═══ Information given ═══

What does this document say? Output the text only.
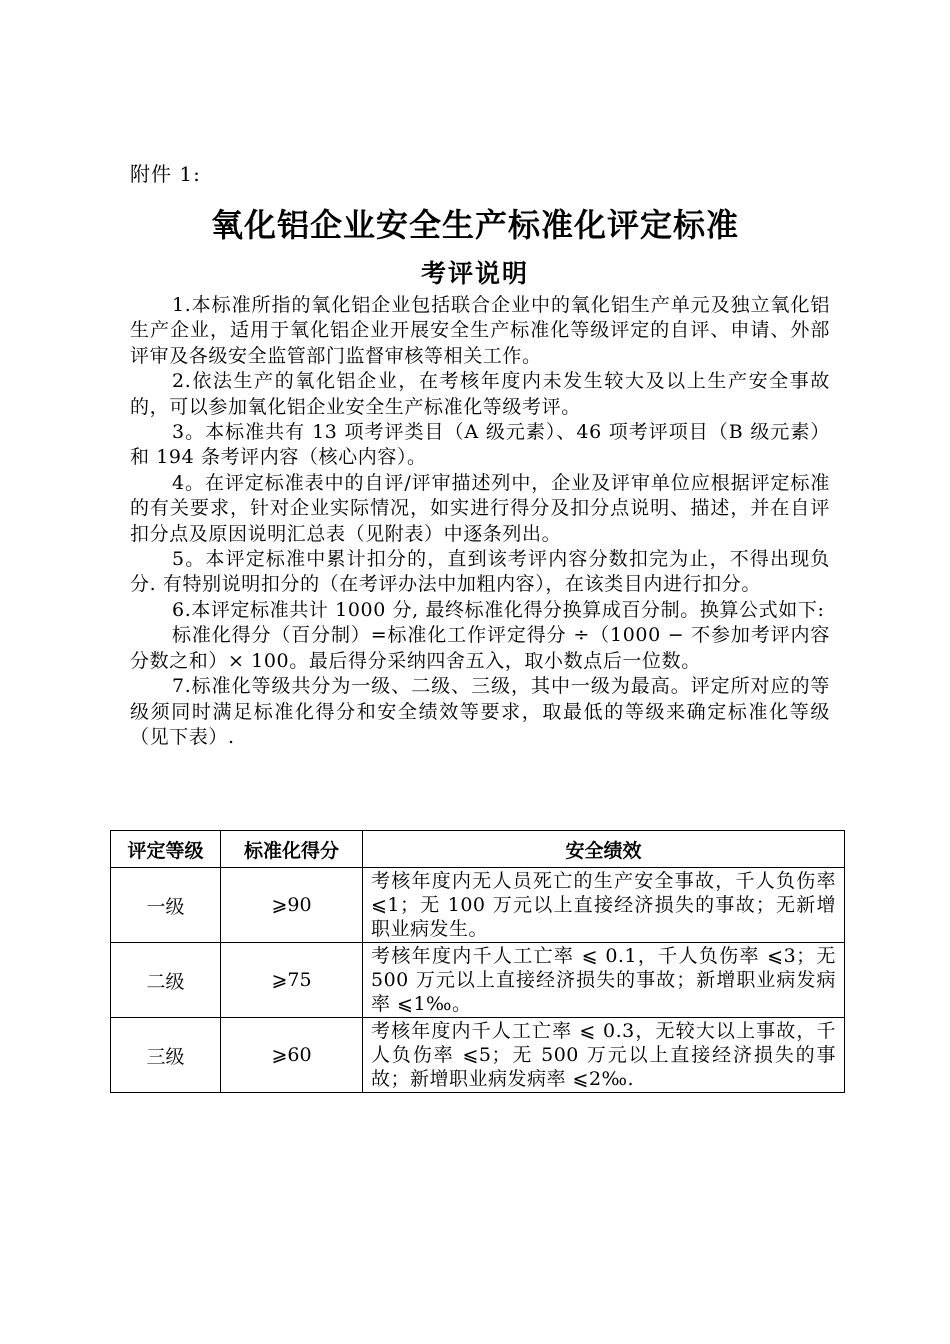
附件 1:
氧化铝企业安全生产标准化评定标准
考评说明

1.本标准所指的氧化铝企业包括联合企业中的氧化铝生产单元及独立氧化铝生产企业，适用于氧化铝企业开展安全生产标准化等级评定的自评、申请、外部评审及各级安全监管部门监督审核等相关工作。

2.依法生产的氧化铝企业，在考核年度内未发生较大及以上生产安全事故的，可以参加氧化铝企业安全生产标准化等级考评。

3。本标准共有 13 项考评类目（A 级元素）、46 项考评项目（B 级元素）和 194 条考评内容（核心内容）。

4。在评定标准表中的自评/评审描述列中，企业及评审单位应根据评定标准的有关要求，针对企业实际情况，如实进行得分及扣分点说明、描述，并在自评扣分点及原因说明汇总表（见附表）中逐条列出。

5。本评定标准中累计扣分的，直到该考评内容分数扣完为止，不得出现负分. 有特别说明扣分的（在考评办法中加粗内容），在该类目内进行扣分。

6.本评定标准共计 1000 分, 最终标准化得分换算成百分制。换算公式如下:

标准化得分（百分制）=标准化工作评定得分 ÷（1000 − 不参加考评内容分数之和）× 100。最后得分采纳四舍五入，取小数点后一位数。

7.标准化等级共分为一级、二级、三级，其中一级为最高。评定所对应的等级须同时满足标准化得分和安全绩效等要求，取最低的等级来确定标准化等级（见下表）.

评定等级	标准化得分	安全绩效
一级	⩾90	考核年度内无人员死亡的生产安全事故，千人负伤率 ⩽1；无 100 万元以上直接经济损失的事故；无新增职业病发生。
二级	⩾75	考核年度内千人工亡率 ⩽ 0.1，千人负伤率 ⩽3；无 500 万元以上直接经济损失的事故；新增职业病发病率 ⩽1‰。
三级	⩾60	考核年度内千人工亡率 ⩽ 0.3，无较大以上事故，千人负伤率 ⩽5；无 500 万元以上直接经济损失的事故；新增职业病发病率 ⩽2‰.
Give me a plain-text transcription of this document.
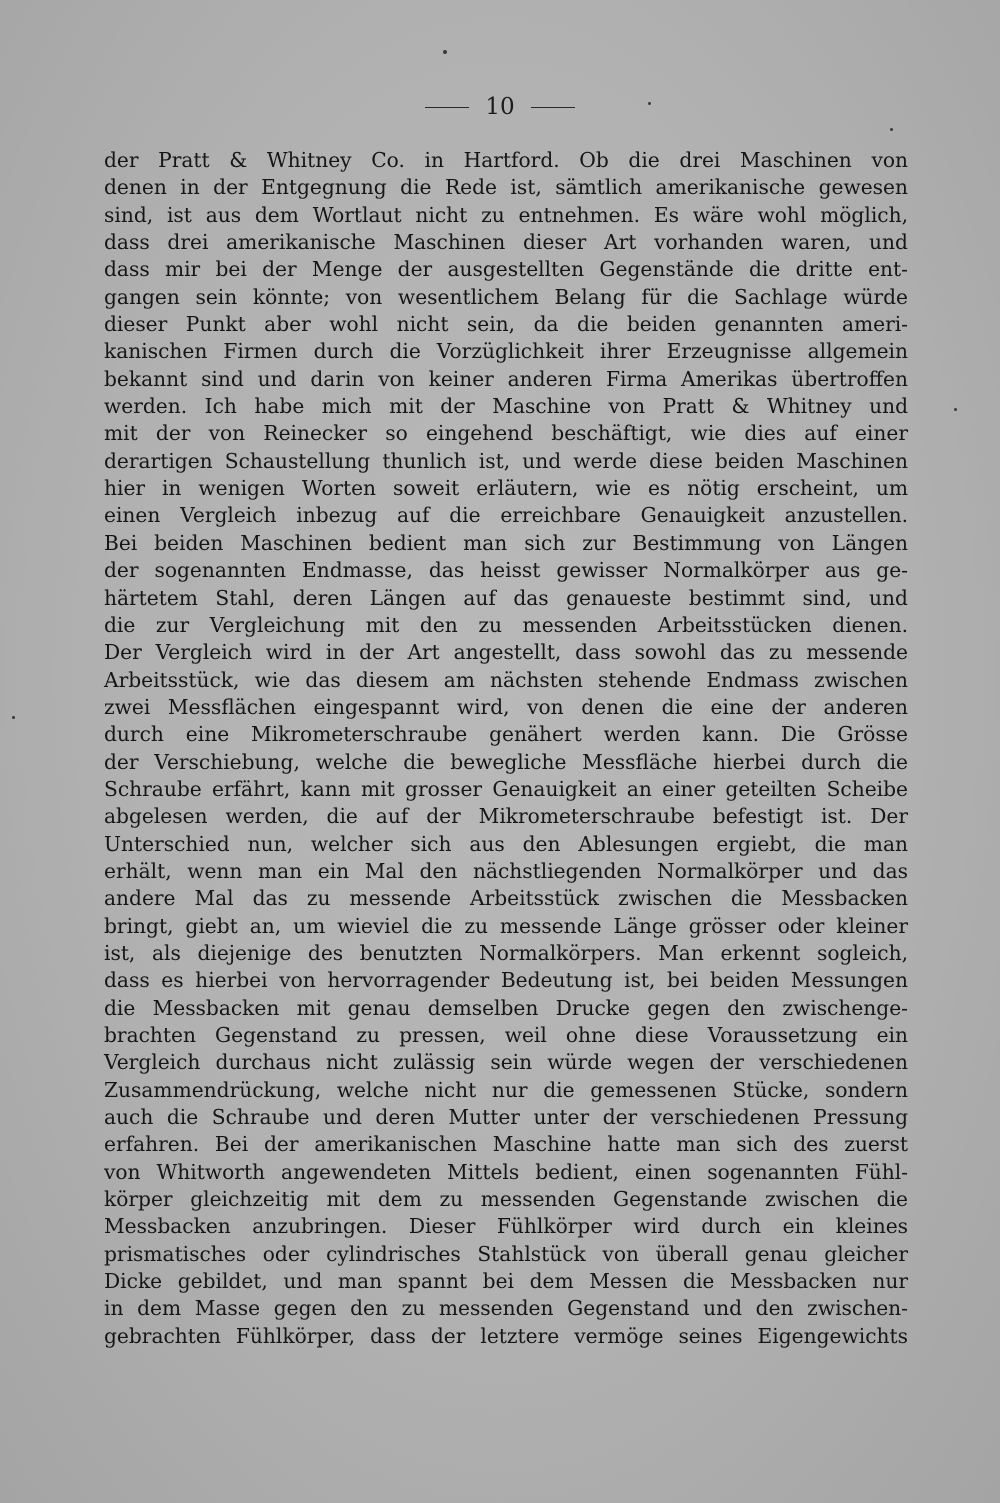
10
der Pratt & Whitney Co. in Hartford. Ob die drei Maschinen von
denen in der Entgegnung die Rede ist, sämtlich amerikanische gewesen
sind, ist aus dem Wortlaut nicht zu entnehmen. Es wäre wohl möglich,
dass drei amerikanische Maschinen dieser Art vorhanden waren, und
dass mir bei der Menge der ausgestellten Gegenstände die dritte ent-
gangen sein könnte; von wesentlichem Belang für die Sachlage würde
dieser Punkt aber wohl nicht sein, da die beiden genannten ameri-
kanischen Firmen durch die Vorzüglichkeit ihrer Erzeugnisse allgemein
bekannt sind und darin von keiner anderen Firma Amerikas übertroffen
werden. Ich habe mich mit der Maschine von Pratt & Whitney und
mit der von Reinecker so eingehend beschäftigt, wie dies auf einer
derartigen Schaustellung thunlich ist, und werde diese beiden Maschinen
hier in wenigen Worten soweit erläutern, wie es nötig erscheint, um
einen Vergleich inbezug auf die erreichbare Genauigkeit anzustellen.
Bei beiden Maschinen bedient man sich zur Bestimmung von Längen
der sogenannten Endmasse, das heisst gewisser Normalkörper aus ge-
härtetem Stahl, deren Längen auf das genaueste bestimmt sind, und
die zur Vergleichung mit den zu messenden Arbeitsstücken dienen.
Der Vergleich wird in der Art angestellt, dass sowohl das zu messende
Arbeitsstück, wie das diesem am nächsten stehende Endmass zwischen
zwei Messflächen eingespannt wird, von denen die eine der anderen
durch eine Mikrometerschraube genähert werden kann. Die Grösse
der Verschiebung, welche die bewegliche Messfläche hierbei durch die
Schraube erfährt, kann mit grosser Genauigkeit an einer geteilten Scheibe
abgelesen werden, die auf der Mikrometerschraube befestigt ist. Der
Unterschied nun, welcher sich aus den Ablesungen ergiebt, die man
erhält, wenn man ein Mal den nächstliegenden Normalkörper und das
andere Mal das zu messende Arbeitsstück zwischen die Messbacken
bringt, giebt an, um wieviel die zu messende Länge grösser oder kleiner
ist, als diejenige des benutzten Normalkörpers. Man erkennt sogleich,
dass es hierbei von hervorragender Bedeutung ist, bei beiden Messungen
die Messbacken mit genau demselben Drucke gegen den zwischenge-
brachten Gegenstand zu pressen, weil ohne diese Voraussetzung ein
Vergleich durchaus nicht zulässig sein würde wegen der verschiedenen
Zusammendrückung, welche nicht nur die gemessenen Stücke, sondern
auch die Schraube und deren Mutter unter der verschiedenen Pressung
erfahren. Bei der amerikanischen Maschine hatte man sich des zuerst
von Whitworth angewendeten Mittels bedient, einen sogenannten Fühl-
körper gleichzeitig mit dem zu messenden Gegenstande zwischen die
Messbacken anzubringen. Dieser Fühlkörper wird durch ein kleines
prismatisches oder cylindrisches Stahlstück von überall genau gleicher
Dicke gebildet, und man spannt bei dem Messen die Messbacken nur
in dem Masse gegen den zu messenden Gegenstand und den zwischen-
gebrachten Fühlkörper, dass der letztere vermöge seines Eigengewichts
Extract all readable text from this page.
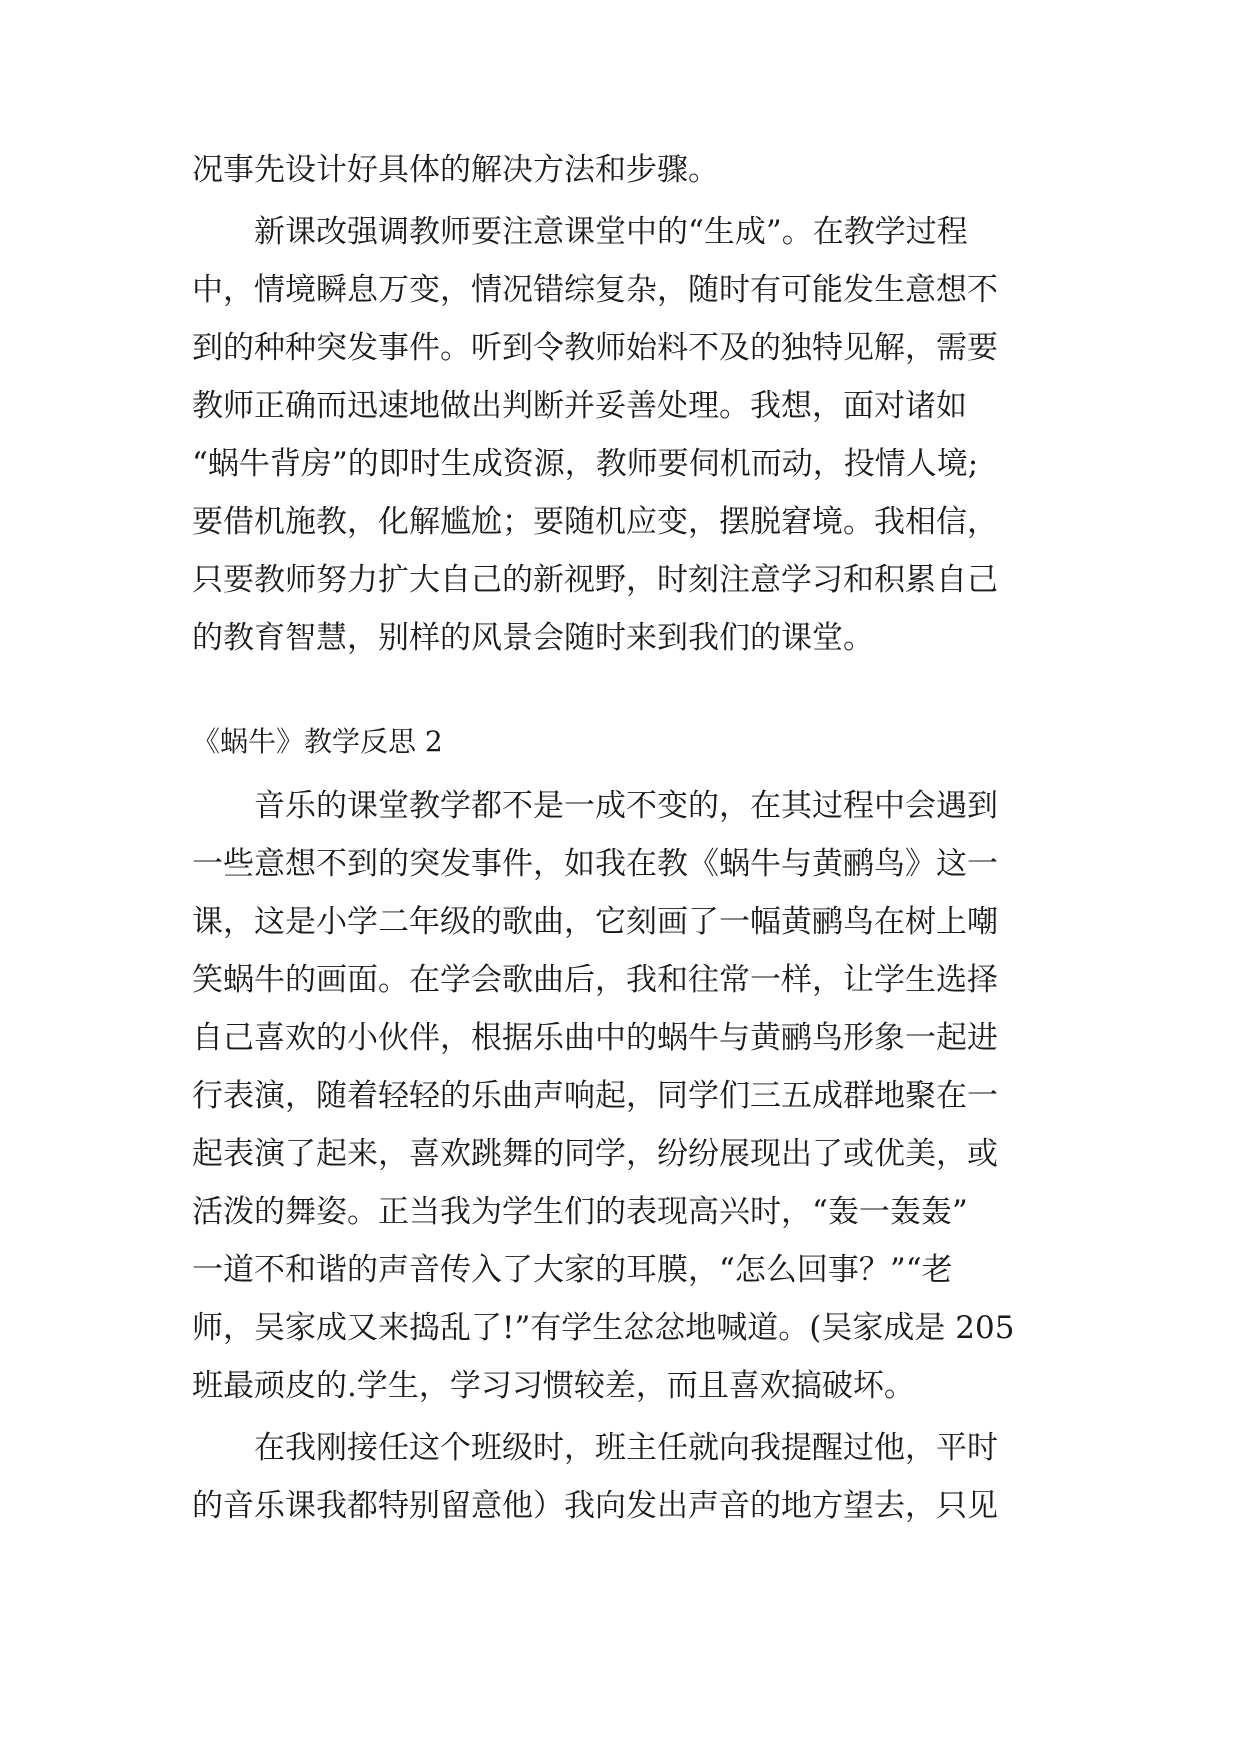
况事先设计好具体的解决方法和步骤。
新课改强调教师要注意课堂中的“生成”。在教学过程
中，情境瞬息万变，情况错综复杂，随时有可能发生意想不
到的种种突发事件。听到令教师始料不及的独特见解，需要
教师正确而迅速地做出判断并妥善处理。我想，面对诸如
“蜗牛背房”的即时生成资源，教师要伺机而动，投情人境;
要借机施教，化解尴尬；要随机应变，摆脱窘境。我相信，
只要教师努力扩大自己的新视野，时刻注意学习和积累自己
的教育智慧，别样的风景会随时来到我们的课堂。
《蜗牛》教学反思 2
音乐的课堂教学都不是一成不变的，在其过程中会遇到
一些意想不到的突发事件，如我在教《蜗牛与黄鹂鸟》这一
课，这是小学二年级的歌曲，它刻画了一幅黄鹂鸟在树上嘲
笑蜗牛的画面。在学会歌曲后，我和往常一样，让学生选择
自己喜欢的小伙伴，根据乐曲中的蜗牛与黄鹂鸟形象一起进
行表演，随着轻轻的乐曲声响起，同学们三五成群地聚在一
起表演了起来，喜欢跳舞的同学，纷纷展现出了或优美，或
活泼的舞姿。正当我为学生们的表现高兴时，“轰一轰轰”
一道不和谐的声音传入了大家的耳膜，“怎么回事？”“老
师，吴家成又来捣乱了!”有学生忿忿地喊道。(吴家成是 205
班最顽皮的.学生，学习习惯较差，而且喜欢搞破坏。
在我刚接任这个班级时，班主任就向我提醒过他，平时
的音乐课我都特别留意他）我向发出声音的地方望去，只见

═══

Work to do: Set down the records in full and exactly. Do not carry over any image.

Correct response:
What does this document say? Output the text only.
附件 1:
氧化铝企业安全生产标准化评定标准
考评说明

1.本标准所指的氧化铝企业包括联合企业中的氧化铝生产单元及独立氧化铝生产企业，适用于氧化铝企业开展安全生产标准化等级评定的自评、申请、外部评审及各级安全监管部门监督审核等相关工作。

2.依法生产的氧化铝企业，在考核年度内未发生较大及以上生产安全事故的，可以参加氧化铝企业安全生产标准化等级考评。

3。本标准共有 13 项考评类目（A 级元素）、46 项考评项目（B 级元素）和 194 条考评内容（核心内容）。

4。在评定标准表中的自评/评审描述列中，企业及评审单位应根据评定标准的有关要求，针对企业实际情况，如实进行得分及扣分点说明、描述，并在自评扣分点及原因说明汇总表（见附表）中逐条列出。

5。本评定标准中累计扣分的，直到该考评内容分数扣完为止，不得出现负分. 有特别说明扣分的（在考评办法中加粗内容），在该类目内进行扣分。

6.本评定标准共计 1000 分, 最终标准化得分换算成百分制。换算公式如下:

标准化得分（百分制）=标准化工作评定得分 ÷（1000 − 不参加考评内容分数之和）× 100。最后得分采纳四舍五入，取小数点后一位数。

7.标准化等级共分为一级、二级、三级，其中一级为最高。评定所对应的等级须同时满足标准化得分和安全绩效等要求，取最低的等级来确定标准化等级（见下表）.

评定等级	标准化得分	安全绩效
一级	⩾90	考核年度内无人员死亡的生产安全事故，千人负伤率 ⩽1；无 100 万元以上直接经济损失的事故；无新增职业病发生。
二级	⩾75	考核年度内千人工亡率 ⩽ 0.1，千人负伤率 ⩽3；无 500 万元以上直接经济损失的事故；新增职业病发病率 ⩽1‰。
三级	⩾60	考核年度内千人工亡率 ⩽ 0.3，无较大以上事故，千人负伤率 ⩽5；无 500 万元以上直接经济损失的事故；新增职业病发病率 ⩽2‰.
Give me a plain-text transcription of this document.
10
der Pratt & Whitney Co. in Hartford. Ob die drei Maschinen von
denen in der Entgegnung die Rede ist, sämtlich amerikanische gewesen
sind, ist aus dem Wortlaut nicht zu entnehmen. Es wäre wohl möglich,
dass drei amerikanische Maschinen dieser Art vorhanden waren, und
dass mir bei der Menge der ausgestellten Gegenstände die dritte ent-
gangen sein könnte; von wesentlichem Belang für die Sachlage würde
dieser Punkt aber wohl nicht sein, da die beiden genannten ameri-
kanischen Firmen durch die Vorzüglichkeit ihrer Erzeugnisse allgemein
bekannt sind und darin von keiner anderen Firma Amerikas übertroffen
werden. Ich habe mich mit der Maschine von Pratt & Whitney und
mit der von Reinecker so eingehend beschäftigt, wie dies auf einer
derartigen Schaustellung thunlich ist, und werde diese beiden Maschinen
hier in wenigen Worten soweit erläutern, wie es nötig erscheint, um
einen Vergleich inbezug auf die erreichbare Genauigkeit anzustellen.
Bei beiden Maschinen bedient man sich zur Bestimmung von Längen
der sogenannten Endmasse, das heisst gewisser Normalkörper aus ge-
härtetem Stahl, deren Längen auf das genaueste bestimmt sind, und
die zur Vergleichung mit den zu messenden Arbeitsstücken dienen.
Der Vergleich wird in der Art angestellt, dass sowohl das zu messende
Arbeitsstück, wie das diesem am nächsten stehende Endmass zwischen
zwei Messflächen eingespannt wird, von denen die eine der anderen
durch eine Mikrometerschraube genähert werden kann. Die Grösse
der Verschiebung, welche die bewegliche Messfläche hierbei durch die
Schraube erfährt, kann mit grosser Genauigkeit an einer geteilten Scheibe
abgelesen werden, die auf der Mikrometerschraube befestigt ist. Der
Unterschied nun, welcher sich aus den Ablesungen ergiebt, die man
erhält, wenn man ein Mal den nächstliegenden Normalkörper und das
andere Mal das zu messende Arbeitsstück zwischen die Messbacken
bringt, giebt an, um wieviel die zu messende Länge grösser oder kleiner
ist, als diejenige des benutzten Normalkörpers. Man erkennt sogleich,
dass es hierbei von hervorragender Bedeutung ist, bei beiden Messungen
die Messbacken mit genau demselben Drucke gegen den zwischenge-
brachten Gegenstand zu pressen, weil ohne diese Voraussetzung ein
Vergleich durchaus nicht zulässig sein würde wegen der verschiedenen
Zusammendrückung, welche nicht nur die gemessenen Stücke, sondern
auch die Schraube und deren Mutter unter der verschiedenen Pressung
erfahren. Bei der amerikanischen Maschine hatte man sich des zuerst
von Whitworth angewendeten Mittels bedient, einen sogenannten Fühl-
körper gleichzeitig mit dem zu messenden Gegenstande zwischen die
Messbacken anzubringen. Dieser Fühlkörper wird durch ein kleines
prismatisches oder cylindrisches Stahlstück von überall genau gleicher
Dicke gebildet, und man spannt bei dem Messen die Messbacken nur
in dem Masse gegen den zu messenden Gegenstand und den zwischen-
gebrachten Fühlkörper, dass der letztere vermöge seines Eigengewichts
Extract all readable text from this page.
况事先设计好具体的解决方法和步骤。
新课改强调教师要注意课堂中的“生成”。在教学过程
中，情境瞬息万变，情况错综复杂，随时有可能发生意想不
到的种种突发事件。听到令教师始料不及的独特见解，需要
教师正确而迅速地做出判断并妥善处理。我想，面对诸如
“蜗牛背房”的即时生成资源，教师要伺机而动，投情人境;
要借机施教，化解尴尬；要随机应变，摆脱窘境。我相信，
只要教师努力扩大自己的新视野，时刻注意学习和积累自己
的教育智慧，别样的风景会随时来到我们的课堂。
《蜗牛》教学反思 2
音乐的课堂教学都不是一成不变的，在其过程中会遇到
一些意想不到的突发事件，如我在教《蜗牛与黄鹂鸟》这一
课，这是小学二年级的歌曲，它刻画了一幅黄鹂鸟在树上嘲
笑蜗牛的画面。在学会歌曲后，我和往常一样，让学生选择
自己喜欢的小伙伴，根据乐曲中的蜗牛与黄鹂鸟形象一起进
行表演，随着轻轻的乐曲声响起，同学们三五成群地聚在一
起表演了起来，喜欢跳舞的同学，纷纷展现出了或优美，或
活泼的舞姿。正当我为学生们的表现高兴时，“轰一轰轰”
一道不和谐的声音传入了大家的耳膜，“怎么回事？”“老
师，吴家成又来捣乱了!”有学生忿忿地喊道。(吴家成是 205
班最顽皮的.学生，学习习惯较差，而且喜欢搞破坏。
在我刚接任这个班级时，班主任就向我提醒过他，平时
的音乐课我都特别留意他）我向发出声音的地方望去，只见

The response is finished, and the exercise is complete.